>> start EXERCISE MATERIALS

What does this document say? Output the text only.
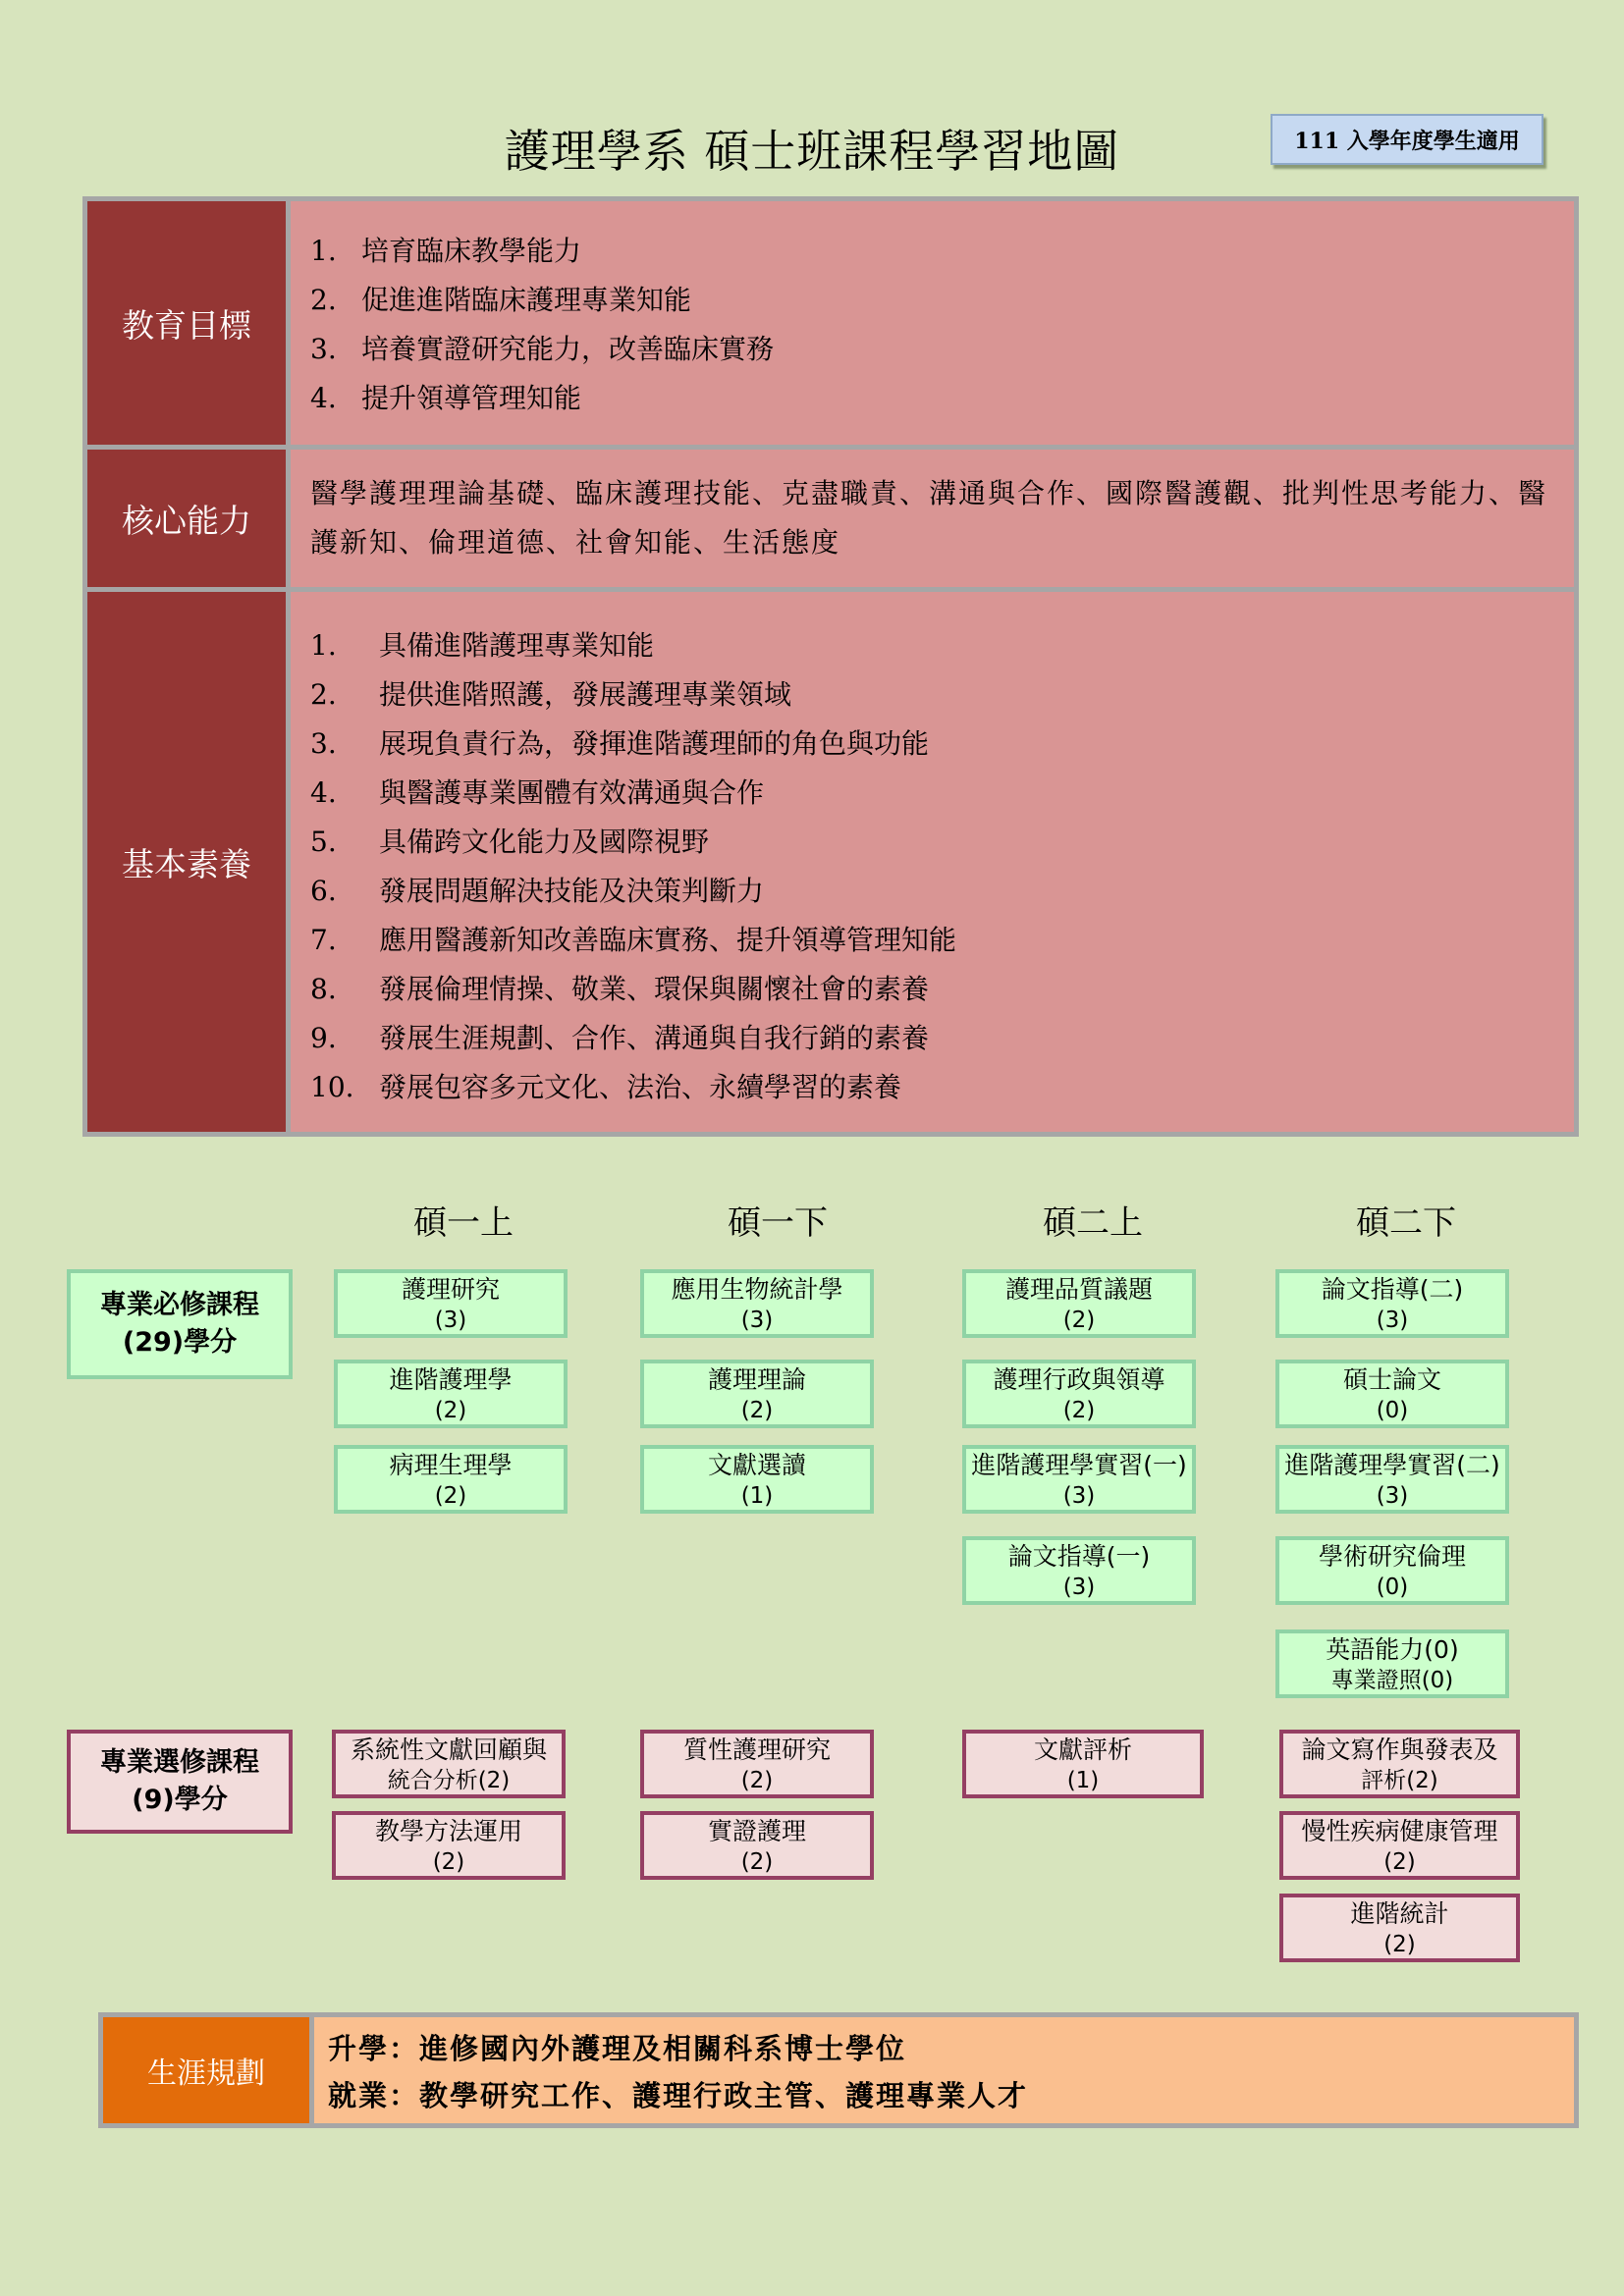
護理學系 碩士班課程學習地圖	111 入學年度學生適用
教育目標
1. 培育臨床教學能力
2. 促進進階臨床護理專業知能
3. 培養實證研究能力，改善臨床實務
4. 提升領導管理知能
核心能力
醫學護理理論基礎、臨床護理技能、克盡職責、溝通與合作、國際醫護觀、批判性思考能力、醫護新知、倫理道德、社會知能、生活態度
基本素養
1.	具備進階護理專業知能
2.	提供進階照護，發展護理專業領域
3.	展現負責行為，發揮進階護理師的角色與功能
4.	與醫護專業團體有效溝通與合作
5.	具備跨文化能力及國際視野
6.	發展問題解決技能及決策判斷力
7.	應用醫護新知改善臨床實務、提升領導管理知能
8.	發展倫理情操、敬業、環保與關懷社會的素養
9.	發展生涯規劃、合作、溝通與自我行銷的素養
10. 發展包容多元文化、法治、永續學習的素養
碩一上	碩一下	碩二上	碩二下
專業必修課程
(29)學分
專業選修課程
(9)學分
護理研究
(3)
進階護理學
(2)
病理生理學
(2)
應用生物統計學
(3)
護理理論
(2)
文獻選讀
(1)
護理品質議題
(2)
護理行政與領導
(2)
進階護理學實習(一)
(3)
論文指導(一)
(3)
論文指導(二)
(3)
碩士論文
(0)
進階護理學實習(二)
(3)
學術研究倫理
(0)
英語能力(0)
專業證照(0)
系統性文獻回顧與
統合分析(2)
教學方法運用
(2)
質性護理研究
(2)
實證護理
(2)
文獻評析
(1)
論文寫作與發表及
評析(2)
慢性疾病健康管理
(2)
進階統計
(2)
生涯規劃
升學：進修國內外護理及相關科系博士學位
就業：教學研究工作、護理行政主管、護理專業人才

>> end EXERCISE MATERIALS

THE PROBLEM
Copy out all of the material exactly as written, without its pictures.

ANSWER BELOW
What does this document say? Output the text only.
護理學系 碩士班課程學習地圖	111 入學年度學生適用
教育目標
1. 培育臨床教學能力
2. 促進進階臨床護理專業知能
3. 培養實證研究能力，改善臨床實務
4. 提升領導管理知能
核心能力
醫學護理理論基礎、臨床護理技能、克盡職責、溝通與合作、國際醫護觀、批判性思考能力、醫護新知、倫理道德、社會知能、生活態度
基本素養
1.	具備進階護理專業知能
2.	提供進階照護，發展護理專業領域
3.	展現負責行為，發揮進階護理師的角色與功能
4.	與醫護專業團體有效溝通與合作
5.	具備跨文化能力及國際視野
6.	發展問題解決技能及決策判斷力
7.	應用醫護新知改善臨床實務、提升領導管理知能
8.	發展倫理情操、敬業、環保與關懷社會的素養
9.	發展生涯規劃、合作、溝通與自我行銷的素養
10. 發展包容多元文化、法治、永續學習的素養
碩一上	碩一下	碩二上	碩二下
專業必修課程
(29)學分
專業選修課程
(9)學分
護理研究
(3)
進階護理學
(2)
病理生理學
(2)
應用生物統計學
(3)
護理理論
(2)
文獻選讀
(1)
護理品質議題
(2)
護理行政與領導
(2)
進階護理學實習(一)
(3)
論文指導(一)
(3)
論文指導(二)
(3)
碩士論文
(0)
進階護理學實習(二)
(3)
學術研究倫理
(0)
英語能力(0)
專業證照(0)
系統性文獻回顧與
統合分析(2)
教學方法運用
(2)
質性護理研究
(2)
實證護理
(2)
文獻評析
(1)
論文寫作與發表及
評析(2)
慢性疾病健康管理
(2)
進階統計
(2)
生涯規劃
升學：進修國內外護理及相關科系博士學位
就業：教學研究工作、護理行政主管、護理專業人才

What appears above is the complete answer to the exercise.